### [Textauszug]

Vor einiger Zeit sprach Bundespräsident und Pastor Gauck jedoch von der „glückssüchtigen Gesellschaft“, die nicht ertragen könne, „dass es wieder deutsche Gefallene gibt“. Wer um die Vorstellungswelten vieler Eliten weiß, wie sie sich diversen Strategiepapieren entnehmen lassen, kann sich tatsächlich auf reichlich „Gefallene“ in der Zukunft einstellen, da nun wieder auch von deutschem Boden aus, auf wahrlich Großes gezielt wird. Es geht um weit entfernte Länder, in denen viele Millionen Menschen leben, die in Kategorien wie „Globalisierungsverlierer“, „Flüchtlingsströme“, „Herausforderer“, „Störer“ oder zu Weilen auch „Schurkenstaaten“ eingeteilt werden, um ihnen dann jene Maßnahmen zukommen zu lassen, auf die sich die geopolitischen Eliten eben am besten verstehen: militärische Gewalt – schließlich bauen Funktion, Dienstgrad oder wissenschaftliche Karriere dieser Leute darauf auf.
Doch steht die Gewalt eben ganz im Dienste der „Friedenssicherung“. Und genau so stellt sich auch das jüngste Unterfangen der Geostrategen dar, die „Kiel Conference 2015“, die im Norden eine feste und wiederkehrende Institution hierfür schaffen soll. Am 23. Juni, während der Kieler Woche, wird sie vom „Institut für Sicherheitspolitik“ (ISPK), das der Uni Kiel angegliedert ist, auf der einen, sowie dem „Centre of Excellence for Operations in Confined and Shallow Waters“ (COE-CSW), einer NATO Einrichtung für die Erarbeitung u.a. maritimer Militärdoktrinen, auf der anderen Seite, ausgerichtet. Dabei versteht sich die Konferenz ganz im Geiste des „Pax Optima Rerum“, „Der Frieden ist das höchste Gut“, wie das ISPK auf seiner Seite verkündet.

### [Aufgaben]
A. Kopieren Sie aus dem Textauszug die Passage von „Doch steht die“ bis „seiner Seite verkündet.“ wortgetreu.
B. Bearbeiten Sie die Zeilen der Box-Annotationsdaten vom Anfang bis einschließlich der Zeile mit „y-tick-label: 1% xyxy=(45,836,88,869)“, indem Sie „marker“ durch „point-marker“ ersetzen. Geben Sie nur diese Zeilen aus und lassen Sie alles Übrige unverändert.
Der Textauszug und die nachstehenden Datenzeilen sind voneinander unabhängiges Material.

Box-Annotationsdaten:
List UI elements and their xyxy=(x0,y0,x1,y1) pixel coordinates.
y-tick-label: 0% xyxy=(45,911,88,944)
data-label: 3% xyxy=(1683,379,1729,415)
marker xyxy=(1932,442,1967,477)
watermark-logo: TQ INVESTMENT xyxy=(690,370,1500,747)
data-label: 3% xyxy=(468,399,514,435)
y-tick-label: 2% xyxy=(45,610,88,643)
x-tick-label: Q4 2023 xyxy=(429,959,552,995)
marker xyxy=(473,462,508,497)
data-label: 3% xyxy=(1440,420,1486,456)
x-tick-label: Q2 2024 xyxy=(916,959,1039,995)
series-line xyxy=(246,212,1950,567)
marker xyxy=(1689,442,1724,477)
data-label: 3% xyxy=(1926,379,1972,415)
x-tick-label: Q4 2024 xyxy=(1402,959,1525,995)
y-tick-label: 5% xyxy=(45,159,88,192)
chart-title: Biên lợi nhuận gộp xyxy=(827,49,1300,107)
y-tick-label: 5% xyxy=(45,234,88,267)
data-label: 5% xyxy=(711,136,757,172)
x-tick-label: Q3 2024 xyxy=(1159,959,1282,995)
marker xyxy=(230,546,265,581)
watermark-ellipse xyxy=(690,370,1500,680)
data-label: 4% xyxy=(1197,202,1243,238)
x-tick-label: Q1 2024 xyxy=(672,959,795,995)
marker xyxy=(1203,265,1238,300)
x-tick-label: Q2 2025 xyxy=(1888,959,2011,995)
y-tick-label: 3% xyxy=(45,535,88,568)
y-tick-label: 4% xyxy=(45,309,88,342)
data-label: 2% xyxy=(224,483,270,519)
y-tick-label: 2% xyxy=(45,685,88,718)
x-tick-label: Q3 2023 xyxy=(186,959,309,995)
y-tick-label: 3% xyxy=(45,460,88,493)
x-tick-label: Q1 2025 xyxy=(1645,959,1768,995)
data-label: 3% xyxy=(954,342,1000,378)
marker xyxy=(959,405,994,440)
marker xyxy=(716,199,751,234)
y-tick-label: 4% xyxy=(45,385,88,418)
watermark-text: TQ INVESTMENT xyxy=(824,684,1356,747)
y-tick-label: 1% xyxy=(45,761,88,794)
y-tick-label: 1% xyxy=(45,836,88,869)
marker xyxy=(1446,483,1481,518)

### [Lösungen]
A.
Doch steht die Gewalt eben ganz im Dienste der „Friedenssicherung“. Und genau so stellt sich auch das jüngste Unterfangen der Geostrategen dar, die „Kiel Conference 2015“, die im Norden eine feste und wiederkehrende Institution hierfür schaffen soll. Am 23. Juni, während der Kieler Woche, wird sie vom „Institut für Sicherheitspolitik“ (ISPK), das der Uni Kiel angegliedert ist, auf der einen, sowie dem „Centre of Excellence for Operations in Confined and Shallow Waters“ (COE-CSW), einer NATO Einrichtung für die Erarbeitung u.a. maritimer Militärdoktrinen, auf der anderen Seite, ausgerichtet. Dabei versteht sich die Konferenz ganz im Geiste des „Pax Optima Rerum“, „Der Frieden ist das höchste Gut“, wie das ISPK auf seiner Seite verkündet.

B.
List UI elements and their xyxy=(x0,y0,x1,y1) pixel coordinates.
y-tick-label: 0% xyxy=(45,911,88,944)
data-label: 3% xyxy=(1683,379,1729,415)
point-marker xyxy=(1932,442,1967,477)
watermark-logo: TQ INVESTMENT xyxy=(690,370,1500,747)
data-label: 3% xyxy=(468,399,514,435)
y-tick-label: 2% xyxy=(45,610,88,643)
x-tick-label: Q4 2023 xyxy=(429,959,552,995)
point-marker xyxy=(473,462,508,497)
data-label: 3% xyxy=(1440,420,1486,456)
x-tick-label: Q2 2024 xyxy=(916,959,1039,995)
series-line xyxy=(246,212,1950,567)
point-marker xyxy=(1689,442,1724,477)
data-label: 3% xyxy=(1926,379,1972,415)
x-tick-label: Q4 2024 xyxy=(1402,959,1525,995)
y-tick-label: 5% xyxy=(45,159,88,192)
chart-title: Biên lợi nhuận gộp xyxy=(827,49,1300,107)
y-tick-label: 5% xyxy=(45,234,88,267)
data-label: 5% xyxy=(711,136,757,172)
x-tick-label: Q3 2024 xyxy=(1159,959,1282,995)
point-marker xyxy=(230,546,265,581)
watermark-ellipse xyxy=(690,370,1500,680)
data-label: 4% xyxy=(1197,202,1243,238)
x-tick-label: Q1 2024 xyxy=(672,959,795,995)
point-marker xyxy=(1203,265,1238,300)
x-tick-label: Q2 2025 xyxy=(1888,959,2011,995)
y-tick-label: 3% xyxy=(45,535,88,568)
y-tick-label: 4% xyxy=(45,309,88,342)
data-label: 2% xyxy=(224,483,270,519)
y-tick-label: 2% xyxy=(45,685,88,718)
x-tick-label: Q3 2023 xyxy=(186,959,309,995)
y-tick-label: 3% xyxy=(45,460,88,493)
x-tick-label: Q1 2025 xyxy=(1645,959,1768,995)
data-label: 3% xyxy=(954,342,1000,378)
point-marker xyxy=(959,405,994,440)
point-marker xyxy=(716,199,751,234)
y-tick-label: 4% xyxy=(45,385,88,418)
watermark-text: TQ INVESTMENT xyxy=(824,684,1356,747)
y-tick-label: 1% xyxy=(45,761,88,794)
y-tick-label: 1% xyxy=(45,836,88,869)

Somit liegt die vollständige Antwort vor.